- Text shown:
============
To remove Suse partition you first boot to XP. In disk management just click the Suse Linux partition and opt for "delete" and Suse would disappear in seconds. Thereafter you have claimed back empty space for further use.

If you prefer Linux way just boot up any LiveCD and use its cfdisk or fdisk program to delete the Suse partition.


----------



## Spenright (Apr 16, 2006)

Problem -> No XP installation disk, No floppy drive

Any program that i can open in XP that'll do it ?


----------



## saikee (Jun 11, 2004)

Download FreeDos or similar system that has fdisk.exe, burn it into a CD, boot the CD up and use the fdisk.exe to restore MS's MBR.

Alternative you can burn Grub into a CD. In such case Grub is unattached to an operating system and XP can be booted manually. Details documented in the last link of my signature.

In a long term you need MS's MBR that that can only be restored by Dos's command "fdisk /mbr" or XP/Win2k installation CD's command "fixmbr" available in recovery console.


----------



## Spenright (Apr 16, 2006)

hmm ok, how risky is this ? Cos if i uninstall windows it wont be cool. Not cool at all


----------



## saikee (Jun 11, 2004)
============
- Exercises to complete:
1) Substitute "legend-entry" for every "legend-item" in the entries, from the first line of the entries through the line containing "data-point [86, 348, 92, 354]", and give those lines again with nothing else changed.
2) Continue the forum thread about removing the Suse partition.
The forum thread about removing the Suse partition and the entries are unrelated material.
============
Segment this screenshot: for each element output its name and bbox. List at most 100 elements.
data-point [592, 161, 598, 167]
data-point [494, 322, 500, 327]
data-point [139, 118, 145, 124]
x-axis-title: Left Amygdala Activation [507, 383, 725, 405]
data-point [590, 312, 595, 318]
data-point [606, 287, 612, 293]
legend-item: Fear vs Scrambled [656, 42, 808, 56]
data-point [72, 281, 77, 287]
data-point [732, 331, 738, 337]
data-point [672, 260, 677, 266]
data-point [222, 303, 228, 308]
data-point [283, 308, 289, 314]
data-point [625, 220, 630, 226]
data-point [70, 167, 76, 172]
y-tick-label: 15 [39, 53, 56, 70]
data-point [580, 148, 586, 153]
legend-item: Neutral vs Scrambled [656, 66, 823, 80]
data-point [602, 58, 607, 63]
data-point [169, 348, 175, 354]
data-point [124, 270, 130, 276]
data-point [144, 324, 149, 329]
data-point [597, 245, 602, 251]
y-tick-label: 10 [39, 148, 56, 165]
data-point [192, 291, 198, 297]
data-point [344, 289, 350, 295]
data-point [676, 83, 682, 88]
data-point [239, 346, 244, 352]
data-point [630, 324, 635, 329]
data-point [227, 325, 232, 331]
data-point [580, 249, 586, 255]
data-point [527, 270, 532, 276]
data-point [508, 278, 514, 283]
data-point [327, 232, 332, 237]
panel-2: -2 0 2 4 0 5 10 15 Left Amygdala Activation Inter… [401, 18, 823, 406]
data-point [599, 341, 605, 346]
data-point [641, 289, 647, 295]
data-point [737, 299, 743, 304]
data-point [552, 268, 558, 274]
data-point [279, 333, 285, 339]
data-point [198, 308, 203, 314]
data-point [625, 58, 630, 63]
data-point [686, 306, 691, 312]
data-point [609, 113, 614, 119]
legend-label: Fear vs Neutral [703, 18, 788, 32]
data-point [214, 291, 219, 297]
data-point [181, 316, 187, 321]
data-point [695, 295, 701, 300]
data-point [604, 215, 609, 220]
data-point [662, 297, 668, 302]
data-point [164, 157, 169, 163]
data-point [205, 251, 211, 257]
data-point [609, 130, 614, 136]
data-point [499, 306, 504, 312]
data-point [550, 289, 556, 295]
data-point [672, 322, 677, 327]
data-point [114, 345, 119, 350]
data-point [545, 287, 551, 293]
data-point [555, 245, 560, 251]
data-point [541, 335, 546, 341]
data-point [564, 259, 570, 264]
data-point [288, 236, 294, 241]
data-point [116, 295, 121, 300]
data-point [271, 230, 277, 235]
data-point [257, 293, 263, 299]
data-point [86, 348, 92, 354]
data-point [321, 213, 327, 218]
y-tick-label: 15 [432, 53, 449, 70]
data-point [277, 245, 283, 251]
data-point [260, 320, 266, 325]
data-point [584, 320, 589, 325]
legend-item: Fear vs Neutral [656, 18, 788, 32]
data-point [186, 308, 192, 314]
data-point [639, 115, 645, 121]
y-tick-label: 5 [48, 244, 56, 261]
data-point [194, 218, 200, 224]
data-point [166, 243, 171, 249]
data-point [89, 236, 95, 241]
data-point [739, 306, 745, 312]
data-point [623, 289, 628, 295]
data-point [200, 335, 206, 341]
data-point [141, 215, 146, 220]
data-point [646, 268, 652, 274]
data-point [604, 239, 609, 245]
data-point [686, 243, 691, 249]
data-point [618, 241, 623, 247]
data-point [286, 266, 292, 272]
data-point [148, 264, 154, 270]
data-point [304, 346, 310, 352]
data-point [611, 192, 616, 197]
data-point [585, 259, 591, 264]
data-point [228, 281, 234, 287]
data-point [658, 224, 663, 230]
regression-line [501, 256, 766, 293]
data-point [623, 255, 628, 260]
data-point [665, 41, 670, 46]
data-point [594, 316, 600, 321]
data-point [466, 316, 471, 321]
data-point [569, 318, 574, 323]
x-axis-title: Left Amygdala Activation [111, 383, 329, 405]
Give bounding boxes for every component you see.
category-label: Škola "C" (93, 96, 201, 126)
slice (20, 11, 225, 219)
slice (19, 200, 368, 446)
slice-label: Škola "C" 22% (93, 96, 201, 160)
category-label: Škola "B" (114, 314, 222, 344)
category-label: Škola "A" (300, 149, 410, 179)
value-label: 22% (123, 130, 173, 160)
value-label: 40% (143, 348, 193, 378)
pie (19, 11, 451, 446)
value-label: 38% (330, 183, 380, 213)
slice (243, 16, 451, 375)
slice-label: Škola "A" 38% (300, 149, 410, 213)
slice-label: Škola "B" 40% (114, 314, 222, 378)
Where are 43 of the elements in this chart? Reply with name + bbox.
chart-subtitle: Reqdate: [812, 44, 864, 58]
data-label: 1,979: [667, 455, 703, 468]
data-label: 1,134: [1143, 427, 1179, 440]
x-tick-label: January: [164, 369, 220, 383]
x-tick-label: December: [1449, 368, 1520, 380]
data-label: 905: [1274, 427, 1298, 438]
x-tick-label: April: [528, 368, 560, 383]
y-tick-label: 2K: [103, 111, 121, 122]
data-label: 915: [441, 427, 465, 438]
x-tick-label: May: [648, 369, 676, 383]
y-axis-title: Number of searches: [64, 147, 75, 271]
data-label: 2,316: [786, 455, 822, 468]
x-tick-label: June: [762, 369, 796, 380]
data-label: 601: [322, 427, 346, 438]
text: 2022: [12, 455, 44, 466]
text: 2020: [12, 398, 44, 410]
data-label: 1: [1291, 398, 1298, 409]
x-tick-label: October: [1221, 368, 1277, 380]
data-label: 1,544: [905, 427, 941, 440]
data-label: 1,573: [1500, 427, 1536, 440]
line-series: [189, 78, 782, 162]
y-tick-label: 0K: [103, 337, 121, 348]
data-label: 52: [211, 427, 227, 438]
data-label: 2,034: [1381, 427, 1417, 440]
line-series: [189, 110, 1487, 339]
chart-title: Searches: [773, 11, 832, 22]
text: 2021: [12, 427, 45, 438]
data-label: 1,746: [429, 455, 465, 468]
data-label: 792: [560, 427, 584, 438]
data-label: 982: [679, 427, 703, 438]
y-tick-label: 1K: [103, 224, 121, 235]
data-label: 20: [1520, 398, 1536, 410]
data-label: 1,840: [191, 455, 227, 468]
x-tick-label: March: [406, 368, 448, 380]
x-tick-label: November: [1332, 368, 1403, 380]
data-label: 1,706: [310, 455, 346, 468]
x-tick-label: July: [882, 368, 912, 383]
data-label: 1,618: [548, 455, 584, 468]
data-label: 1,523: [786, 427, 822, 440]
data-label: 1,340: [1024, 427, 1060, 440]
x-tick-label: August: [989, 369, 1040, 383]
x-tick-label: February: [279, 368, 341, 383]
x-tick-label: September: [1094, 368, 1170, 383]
============
- Results of the exercise:
1)
Segment this screenshot: for each element output its name and bbox. List at most 100 elements.
data-point [592, 161, 598, 167]
data-point [494, 322, 500, 327]
data-point [139, 118, 145, 124]
x-axis-title: Left Amygdala Activation [507, 383, 725, 405]
data-point [590, 312, 595, 318]
data-point [606, 287, 612, 293]
legend-entry: Fear vs Scrambled [656, 42, 808, 56]
data-point [72, 281, 77, 287]
data-point [732, 331, 738, 337]
data-point [672, 260, 677, 266]
data-point [222, 303, 228, 308]
data-point [283, 308, 289, 314]
data-point [625, 220, 630, 226]
data-point [70, 167, 76, 172]
y-tick-label: 15 [39, 53, 56, 70]
data-point [580, 148, 586, 153]
legend-entry: Neutral vs Scrambled [656, 66, 823, 80]
data-point [602, 58, 607, 63]
data-point [169, 348, 175, 354]
data-point [124, 270, 130, 276]
data-point [144, 324, 149, 329]
data-point [597, 245, 602, 251]
y-tick-label: 10 [39, 148, 56, 165]
data-point [192, 291, 198, 297]
data-point [344, 289, 350, 295]
data-point [676, 83, 682, 88]
data-point [239, 346, 244, 352]
data-point [630, 324, 635, 329]
data-point [227, 325, 232, 331]
data-point [580, 249, 586, 255]
data-point [527, 270, 532, 276]
data-point [508, 278, 514, 283]
data-point [327, 232, 332, 237]
panel-2: -2 0 2 4 0 5 10 15 Left Amygdala Activation Inter… [401, 18, 823, 406]
data-point [599, 341, 605, 346]
data-point [641, 289, 647, 295]
data-point [737, 299, 743, 304]
data-point [552, 268, 558, 274]
data-point [279, 333, 285, 339]
data-point [198, 308, 203, 314]
data-point [625, 58, 630, 63]
data-point [686, 306, 691, 312]
data-point [609, 113, 614, 119]
legend-label: Fear vs Neutral [703, 18, 788, 32]
data-point [214, 291, 219, 297]
data-point [181, 316, 187, 321]
data-point [695, 295, 701, 300]
data-point [604, 215, 609, 220]
data-point [662, 297, 668, 302]
data-point [164, 157, 169, 163]
data-point [205, 251, 211, 257]
data-point [609, 130, 614, 136]
data-point [499, 306, 504, 312]
data-point [550, 289, 556, 295]
data-point [672, 322, 677, 327]
data-point [114, 345, 119, 350]
data-point [545, 287, 551, 293]
data-point [555, 245, 560, 251]
data-point [541, 335, 546, 341]
data-point [564, 259, 570, 264]
data-point [288, 236, 294, 241]
data-point [116, 295, 121, 300]
data-point [271, 230, 277, 235]
data-point [257, 293, 263, 299]
data-point [86, 348, 92, 354]

2)
It is bomb proof!

Both methods only replace the MBR which is 512 bytes large. MBR is the first 512 bytes of the boot sector of the first parimary partition and has "nothing" to do with the internal filing system of XP. More precisely only the first 446 bytes as the partition table located between 447th to 510th bytes are never touched by any boot loader.

When you had Suse iGrub taking over the MBR your XP was booted without MS's MBR. You XP can still booted without MS's MBR.

You can burn Grub into a CD to boot XP manually every time. 

MS's has a common MBR for Dos, WIn9x , WIn2k and XP. Its function is to search the four primary partitions, like a blind man, to see if anyone has the booting flag switched on and then boot it. The booting flag is a byte inside the partition table indicating that partition active or not. In a PC system only one primary partition is allowed to have it boot flag switched on at any one time.

A completion destruction of the MBR together with the complete removal of a boot loader will not affect the internal information of a partition. You XP is safe as long as you do not change its size, overwrite it or format the partition.

Don't take my word for it, boot up a Linux Live CD, mount the XP partition and you will find everything been waiting for you. You can always access a XP partition by any Linux Live CD. To boot it you need a boot loader.


----------



## purple_cloud (Jun 19, 2004)

http://www.bootdisk.com

I have a computer in which the hard drive went bad. So I have an XP License. Neither M$ nor the manufacturer of the computer will provide an XP CD. I received the computer because it would not work.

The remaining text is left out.